Search the material below for the word "title". Copy every line that has it.

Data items
********
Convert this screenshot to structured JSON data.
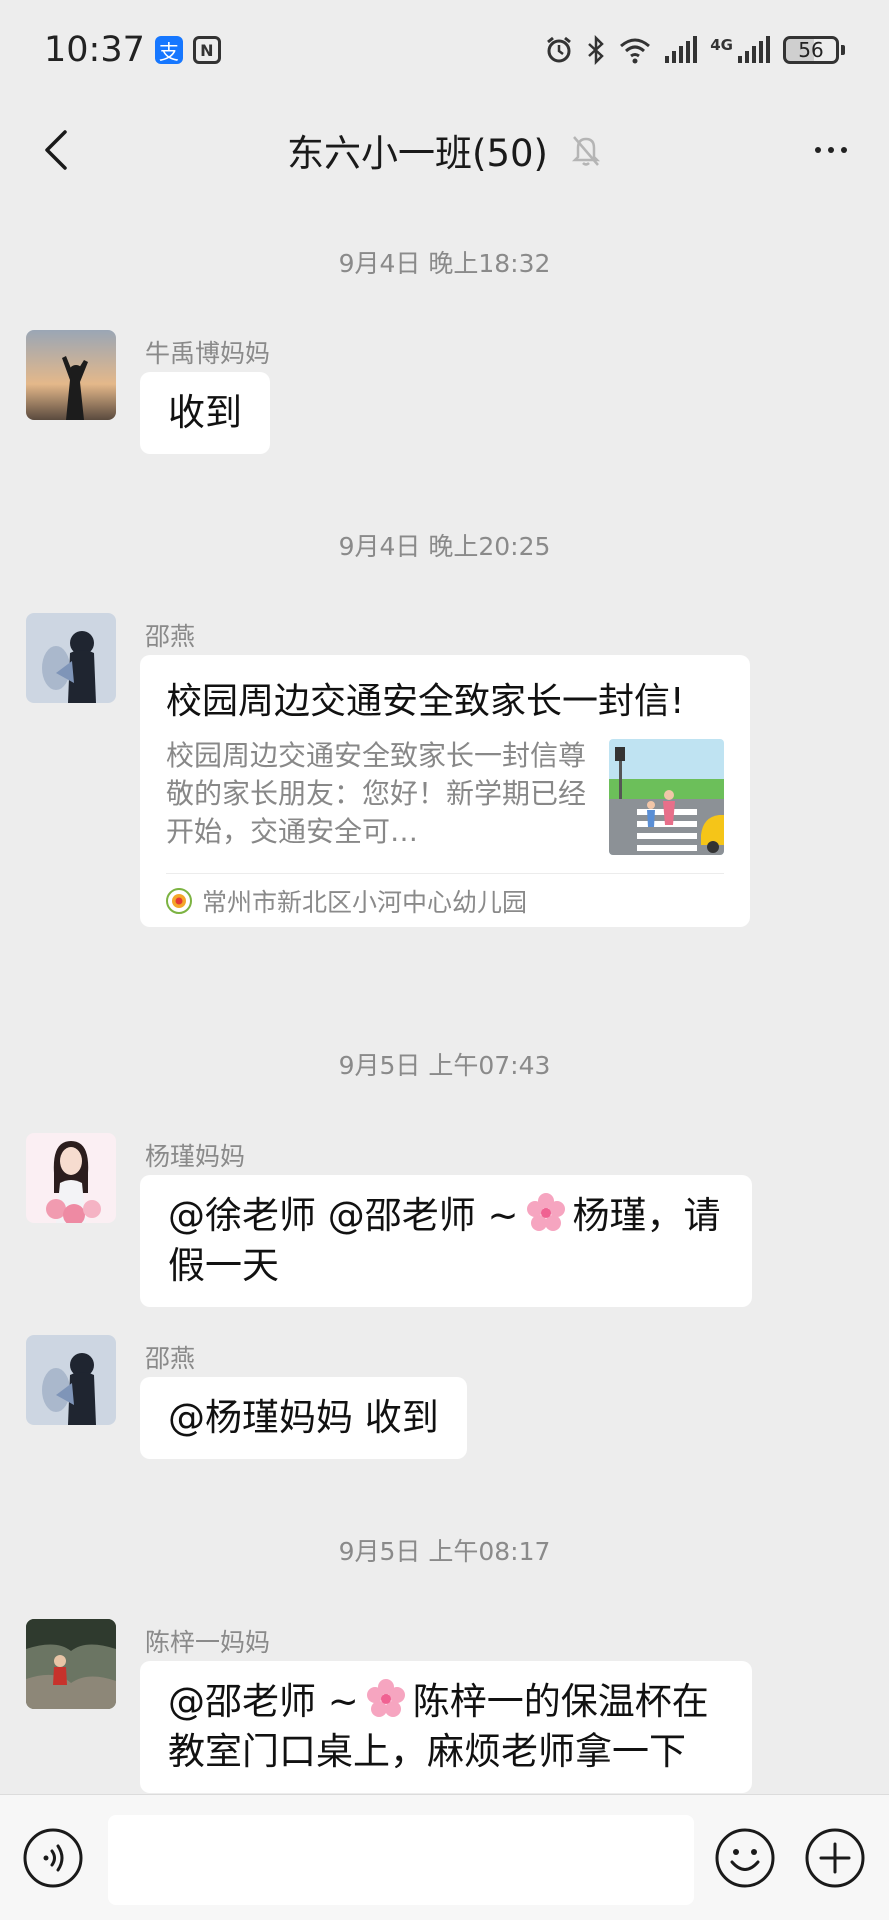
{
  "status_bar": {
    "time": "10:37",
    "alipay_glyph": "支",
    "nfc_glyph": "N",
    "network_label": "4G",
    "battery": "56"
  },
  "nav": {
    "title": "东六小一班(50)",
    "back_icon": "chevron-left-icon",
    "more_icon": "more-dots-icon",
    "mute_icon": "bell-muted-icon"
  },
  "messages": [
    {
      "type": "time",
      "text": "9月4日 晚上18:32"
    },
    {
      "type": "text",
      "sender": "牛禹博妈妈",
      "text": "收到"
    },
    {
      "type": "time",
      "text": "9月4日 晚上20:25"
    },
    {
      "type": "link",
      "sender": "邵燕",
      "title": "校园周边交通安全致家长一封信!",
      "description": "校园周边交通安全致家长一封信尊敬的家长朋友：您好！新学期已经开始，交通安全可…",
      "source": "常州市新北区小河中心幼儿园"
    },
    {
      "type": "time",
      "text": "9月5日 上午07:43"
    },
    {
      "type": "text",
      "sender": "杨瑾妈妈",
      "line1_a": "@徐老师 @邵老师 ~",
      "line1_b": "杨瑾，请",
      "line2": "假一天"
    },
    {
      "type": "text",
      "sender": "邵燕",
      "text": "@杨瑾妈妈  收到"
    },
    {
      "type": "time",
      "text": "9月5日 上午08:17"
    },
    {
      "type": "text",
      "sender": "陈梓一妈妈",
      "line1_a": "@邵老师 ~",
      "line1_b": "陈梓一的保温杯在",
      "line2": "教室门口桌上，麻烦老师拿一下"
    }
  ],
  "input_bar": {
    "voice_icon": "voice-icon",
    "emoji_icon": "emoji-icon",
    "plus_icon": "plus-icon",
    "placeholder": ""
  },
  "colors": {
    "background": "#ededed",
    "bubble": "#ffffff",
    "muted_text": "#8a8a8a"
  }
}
********
[WRITTEN REPLY]
    "title": "东六小一班(50)",
      "title": "校园周边交通安全致家长一封信!",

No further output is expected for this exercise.